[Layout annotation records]
* * *

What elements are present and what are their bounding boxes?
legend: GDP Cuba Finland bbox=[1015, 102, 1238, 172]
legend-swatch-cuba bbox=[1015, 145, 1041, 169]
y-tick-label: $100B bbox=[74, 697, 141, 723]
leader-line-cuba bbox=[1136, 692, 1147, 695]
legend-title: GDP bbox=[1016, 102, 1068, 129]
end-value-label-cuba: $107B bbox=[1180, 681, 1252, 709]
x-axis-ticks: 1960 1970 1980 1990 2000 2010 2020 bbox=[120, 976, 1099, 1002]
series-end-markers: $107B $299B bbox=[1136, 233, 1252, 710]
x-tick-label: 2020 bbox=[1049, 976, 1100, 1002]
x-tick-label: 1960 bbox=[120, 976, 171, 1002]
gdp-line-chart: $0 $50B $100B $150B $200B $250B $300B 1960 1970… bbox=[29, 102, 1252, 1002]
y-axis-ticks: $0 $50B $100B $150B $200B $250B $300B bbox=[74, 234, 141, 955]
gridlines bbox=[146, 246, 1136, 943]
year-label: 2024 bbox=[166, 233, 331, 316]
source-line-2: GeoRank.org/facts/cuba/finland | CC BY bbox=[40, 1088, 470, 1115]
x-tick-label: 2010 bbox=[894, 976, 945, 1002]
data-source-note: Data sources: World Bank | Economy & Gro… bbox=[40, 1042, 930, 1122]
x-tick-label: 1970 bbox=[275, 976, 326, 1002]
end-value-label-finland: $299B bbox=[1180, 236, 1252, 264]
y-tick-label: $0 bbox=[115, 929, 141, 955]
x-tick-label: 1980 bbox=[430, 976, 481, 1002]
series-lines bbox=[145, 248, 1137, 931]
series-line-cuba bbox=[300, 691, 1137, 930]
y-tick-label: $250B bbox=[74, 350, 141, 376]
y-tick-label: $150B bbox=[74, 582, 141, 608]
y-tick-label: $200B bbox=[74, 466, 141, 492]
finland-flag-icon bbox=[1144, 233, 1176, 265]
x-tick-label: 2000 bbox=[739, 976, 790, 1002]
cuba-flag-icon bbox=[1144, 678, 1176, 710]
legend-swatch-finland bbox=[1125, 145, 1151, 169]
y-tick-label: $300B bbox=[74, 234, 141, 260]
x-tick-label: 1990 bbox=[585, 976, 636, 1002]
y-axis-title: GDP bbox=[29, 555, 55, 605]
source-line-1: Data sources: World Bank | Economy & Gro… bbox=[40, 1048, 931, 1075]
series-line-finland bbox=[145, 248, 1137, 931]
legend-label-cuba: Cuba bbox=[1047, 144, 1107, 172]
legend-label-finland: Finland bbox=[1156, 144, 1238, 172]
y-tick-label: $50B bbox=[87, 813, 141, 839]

* * *

Reproduce every line of the material above verbatim, with nothing changed or left out.

_Answer to the task_:
What elements are present and what are their bounding boxes?
legend: GDP Cuba Finland bbox=[1015, 102, 1238, 172]
legend-swatch-cuba bbox=[1015, 145, 1041, 169]
y-tick-label: $100B bbox=[74, 697, 141, 723]
leader-line-cuba bbox=[1136, 692, 1147, 695]
legend-title: GDP bbox=[1016, 102, 1068, 129]
end-value-label-cuba: $107B bbox=[1180, 681, 1252, 709]
x-axis-ticks: 1960 1970 1980 1990 2000 2010 2020 bbox=[120, 976, 1099, 1002]
series-end-markers: $107B $299B bbox=[1136, 233, 1252, 710]
x-tick-label: 2020 bbox=[1049, 976, 1100, 1002]
x-tick-label: 1960 bbox=[120, 976, 171, 1002]
gdp-line-chart: $0 $50B $100B $150B $200B $250B $300B 1960 1970… bbox=[29, 102, 1252, 1002]
y-axis-ticks: $0 $50B $100B $150B $200B $250B $300B bbox=[74, 234, 141, 955]
gridlines bbox=[146, 246, 1136, 943]
year-label: 2024 bbox=[166, 233, 331, 316]
source-line-2: GeoRank.org/facts/cuba/finland | CC BY bbox=[40, 1088, 470, 1115]
x-tick-label: 2010 bbox=[894, 976, 945, 1002]
data-source-note: Data sources: World Bank | Economy & Gro… bbox=[40, 1042, 930, 1122]
x-tick-label: 1970 bbox=[275, 976, 326, 1002]
end-value-label-finland: $299B bbox=[1180, 236, 1252, 264]
y-tick-label: $0 bbox=[115, 929, 141, 955]
x-tick-label: 1980 bbox=[430, 976, 481, 1002]
series-lines bbox=[145, 248, 1137, 931]
series-line-cuba bbox=[300, 691, 1137, 930]
y-tick-label: $250B bbox=[74, 350, 141, 376]
y-tick-label: $150B bbox=[74, 582, 141, 608]
y-tick-label: $200B bbox=[74, 466, 141, 492]
finland-flag-icon bbox=[1144, 233, 1176, 265]
x-tick-label: 2000 bbox=[739, 976, 790, 1002]
cuba-flag-icon bbox=[1144, 678, 1176, 710]
legend-swatch-finland bbox=[1125, 145, 1151, 169]
y-tick-label: $300B bbox=[74, 234, 141, 260]
x-tick-label: 1990 bbox=[585, 976, 636, 1002]
y-axis-title: GDP bbox=[29, 555, 55, 605]
source-line-1: Data sources: World Bank | Economy & Gro… bbox=[40, 1048, 931, 1075]
series-line-finland bbox=[145, 248, 1137, 931]
legend-label-cuba: Cuba bbox=[1047, 144, 1107, 172]
legend-label-finland: Finland bbox=[1156, 144, 1238, 172]
y-tick-label: $50B bbox=[87, 813, 141, 839]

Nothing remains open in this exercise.